Material for this task:
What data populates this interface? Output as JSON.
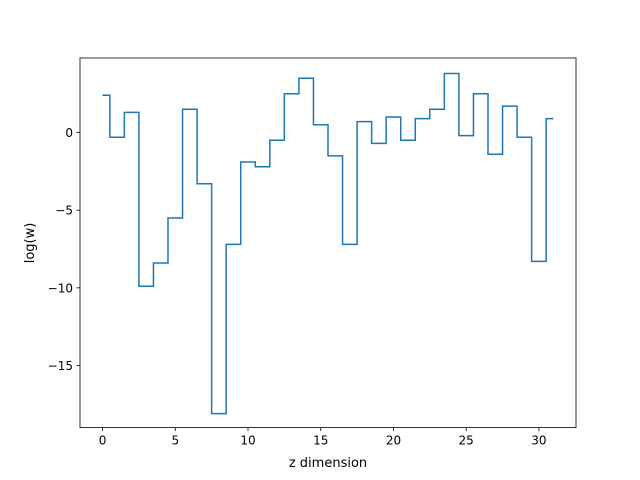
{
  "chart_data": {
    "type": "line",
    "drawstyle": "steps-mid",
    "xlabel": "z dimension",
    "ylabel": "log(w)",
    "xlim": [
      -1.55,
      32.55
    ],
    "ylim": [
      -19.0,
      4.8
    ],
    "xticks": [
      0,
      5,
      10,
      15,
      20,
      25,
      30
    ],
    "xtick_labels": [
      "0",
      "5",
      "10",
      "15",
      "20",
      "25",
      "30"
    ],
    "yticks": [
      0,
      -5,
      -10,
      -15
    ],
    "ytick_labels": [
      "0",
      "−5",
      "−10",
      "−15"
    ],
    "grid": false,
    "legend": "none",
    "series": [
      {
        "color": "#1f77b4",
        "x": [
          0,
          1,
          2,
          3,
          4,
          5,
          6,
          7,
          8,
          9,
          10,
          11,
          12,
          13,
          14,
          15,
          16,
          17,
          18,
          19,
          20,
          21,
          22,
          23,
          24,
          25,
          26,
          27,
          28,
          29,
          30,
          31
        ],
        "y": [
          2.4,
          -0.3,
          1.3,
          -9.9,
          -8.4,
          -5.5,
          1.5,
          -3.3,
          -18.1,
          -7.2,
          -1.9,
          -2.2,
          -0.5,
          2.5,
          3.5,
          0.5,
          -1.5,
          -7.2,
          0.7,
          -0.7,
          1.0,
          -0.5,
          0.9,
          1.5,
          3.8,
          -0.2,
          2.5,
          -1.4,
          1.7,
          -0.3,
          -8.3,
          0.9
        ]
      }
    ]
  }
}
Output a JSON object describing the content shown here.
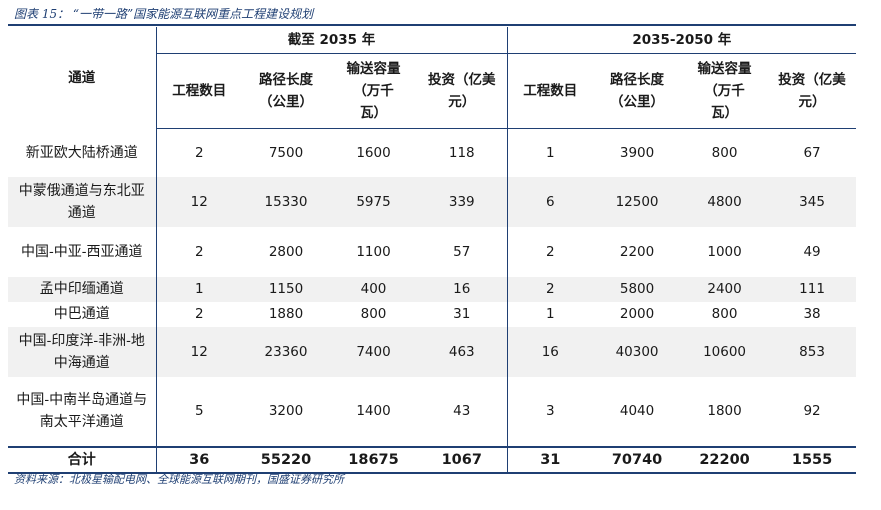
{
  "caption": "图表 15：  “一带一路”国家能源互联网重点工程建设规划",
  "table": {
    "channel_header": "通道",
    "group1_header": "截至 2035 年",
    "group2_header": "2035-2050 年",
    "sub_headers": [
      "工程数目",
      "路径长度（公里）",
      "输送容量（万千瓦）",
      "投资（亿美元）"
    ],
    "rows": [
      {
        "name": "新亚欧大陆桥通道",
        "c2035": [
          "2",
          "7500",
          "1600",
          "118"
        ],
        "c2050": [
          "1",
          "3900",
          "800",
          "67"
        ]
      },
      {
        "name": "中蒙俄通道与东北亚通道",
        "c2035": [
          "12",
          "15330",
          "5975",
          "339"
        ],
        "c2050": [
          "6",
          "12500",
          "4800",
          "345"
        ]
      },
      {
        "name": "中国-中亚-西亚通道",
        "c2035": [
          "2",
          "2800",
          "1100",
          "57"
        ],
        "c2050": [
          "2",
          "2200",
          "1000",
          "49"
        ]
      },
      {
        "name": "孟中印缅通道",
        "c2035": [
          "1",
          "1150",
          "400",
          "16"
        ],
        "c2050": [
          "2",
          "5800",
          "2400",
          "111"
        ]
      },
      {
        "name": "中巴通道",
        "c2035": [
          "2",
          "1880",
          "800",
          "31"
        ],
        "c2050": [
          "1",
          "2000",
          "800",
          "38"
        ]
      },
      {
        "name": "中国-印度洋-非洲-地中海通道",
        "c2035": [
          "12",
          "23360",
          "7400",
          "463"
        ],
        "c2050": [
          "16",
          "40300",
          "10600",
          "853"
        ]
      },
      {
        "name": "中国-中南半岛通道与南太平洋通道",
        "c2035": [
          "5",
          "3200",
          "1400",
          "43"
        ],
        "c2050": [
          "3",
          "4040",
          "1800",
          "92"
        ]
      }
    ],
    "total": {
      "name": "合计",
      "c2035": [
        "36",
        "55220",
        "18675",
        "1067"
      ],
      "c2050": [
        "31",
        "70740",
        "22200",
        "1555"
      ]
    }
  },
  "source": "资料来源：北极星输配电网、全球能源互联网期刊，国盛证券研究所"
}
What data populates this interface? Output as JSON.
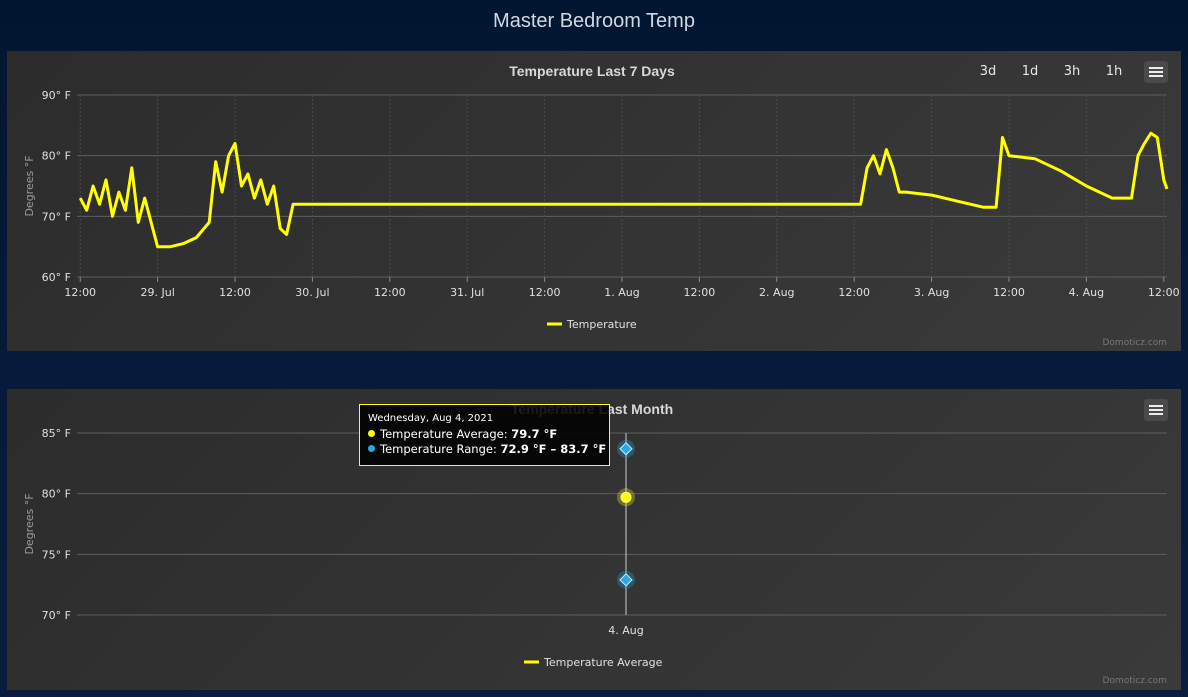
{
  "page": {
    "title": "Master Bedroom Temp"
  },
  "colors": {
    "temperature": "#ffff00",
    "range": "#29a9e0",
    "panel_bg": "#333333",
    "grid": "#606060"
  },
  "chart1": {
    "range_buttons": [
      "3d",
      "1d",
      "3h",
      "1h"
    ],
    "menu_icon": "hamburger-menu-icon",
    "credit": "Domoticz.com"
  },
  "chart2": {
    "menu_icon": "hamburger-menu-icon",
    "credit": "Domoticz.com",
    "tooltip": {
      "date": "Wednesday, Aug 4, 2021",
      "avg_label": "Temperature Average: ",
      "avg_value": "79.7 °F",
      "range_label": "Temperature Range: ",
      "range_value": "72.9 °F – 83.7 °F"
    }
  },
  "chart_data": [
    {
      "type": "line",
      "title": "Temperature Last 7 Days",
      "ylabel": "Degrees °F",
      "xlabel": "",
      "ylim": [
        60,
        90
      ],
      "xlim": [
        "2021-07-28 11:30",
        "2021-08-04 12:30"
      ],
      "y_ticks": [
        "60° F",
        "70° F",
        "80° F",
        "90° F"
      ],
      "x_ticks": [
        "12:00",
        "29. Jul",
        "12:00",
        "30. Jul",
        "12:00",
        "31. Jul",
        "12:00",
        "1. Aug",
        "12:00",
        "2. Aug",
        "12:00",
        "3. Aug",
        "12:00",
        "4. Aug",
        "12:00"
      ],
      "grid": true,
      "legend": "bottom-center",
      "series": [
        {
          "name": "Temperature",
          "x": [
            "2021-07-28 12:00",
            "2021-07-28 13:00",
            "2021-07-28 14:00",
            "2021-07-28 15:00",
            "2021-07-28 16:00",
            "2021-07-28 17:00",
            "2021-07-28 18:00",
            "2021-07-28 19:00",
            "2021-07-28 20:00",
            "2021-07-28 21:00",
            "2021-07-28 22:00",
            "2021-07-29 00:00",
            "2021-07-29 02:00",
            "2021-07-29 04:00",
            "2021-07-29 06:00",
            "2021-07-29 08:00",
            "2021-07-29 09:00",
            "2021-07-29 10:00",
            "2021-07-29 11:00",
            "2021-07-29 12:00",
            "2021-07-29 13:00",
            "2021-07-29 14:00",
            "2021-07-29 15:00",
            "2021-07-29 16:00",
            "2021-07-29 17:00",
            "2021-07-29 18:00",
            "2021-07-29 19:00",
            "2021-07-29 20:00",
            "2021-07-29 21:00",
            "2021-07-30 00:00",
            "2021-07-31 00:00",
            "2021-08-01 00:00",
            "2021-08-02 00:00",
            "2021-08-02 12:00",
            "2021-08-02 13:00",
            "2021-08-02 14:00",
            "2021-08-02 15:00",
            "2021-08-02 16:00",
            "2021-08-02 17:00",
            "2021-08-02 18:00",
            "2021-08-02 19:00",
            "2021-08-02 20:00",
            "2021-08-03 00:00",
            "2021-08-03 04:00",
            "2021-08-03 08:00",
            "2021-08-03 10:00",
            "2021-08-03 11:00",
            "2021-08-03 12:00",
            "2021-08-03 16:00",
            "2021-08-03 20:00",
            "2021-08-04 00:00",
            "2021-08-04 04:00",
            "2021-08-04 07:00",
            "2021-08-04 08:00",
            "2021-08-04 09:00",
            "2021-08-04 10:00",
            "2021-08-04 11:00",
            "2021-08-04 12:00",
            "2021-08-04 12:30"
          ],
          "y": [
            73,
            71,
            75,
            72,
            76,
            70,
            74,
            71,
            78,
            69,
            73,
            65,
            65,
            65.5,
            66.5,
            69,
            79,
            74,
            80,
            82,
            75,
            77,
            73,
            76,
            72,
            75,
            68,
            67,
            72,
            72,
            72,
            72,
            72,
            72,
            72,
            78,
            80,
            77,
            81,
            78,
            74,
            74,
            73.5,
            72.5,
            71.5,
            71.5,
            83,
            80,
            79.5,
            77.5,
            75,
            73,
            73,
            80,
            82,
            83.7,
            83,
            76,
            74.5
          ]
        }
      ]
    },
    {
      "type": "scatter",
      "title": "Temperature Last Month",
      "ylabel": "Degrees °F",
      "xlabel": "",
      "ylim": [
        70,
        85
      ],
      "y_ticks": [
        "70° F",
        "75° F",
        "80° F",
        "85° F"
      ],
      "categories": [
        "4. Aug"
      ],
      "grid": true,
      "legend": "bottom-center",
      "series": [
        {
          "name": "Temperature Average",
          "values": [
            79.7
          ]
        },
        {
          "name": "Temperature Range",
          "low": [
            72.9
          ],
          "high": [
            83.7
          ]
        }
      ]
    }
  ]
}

Work to do: Above are the records. Copy every line in them holding "Domoticz".

Reply:
    "credit": "Domoticz.com"
    "credit": "Domoticz.com",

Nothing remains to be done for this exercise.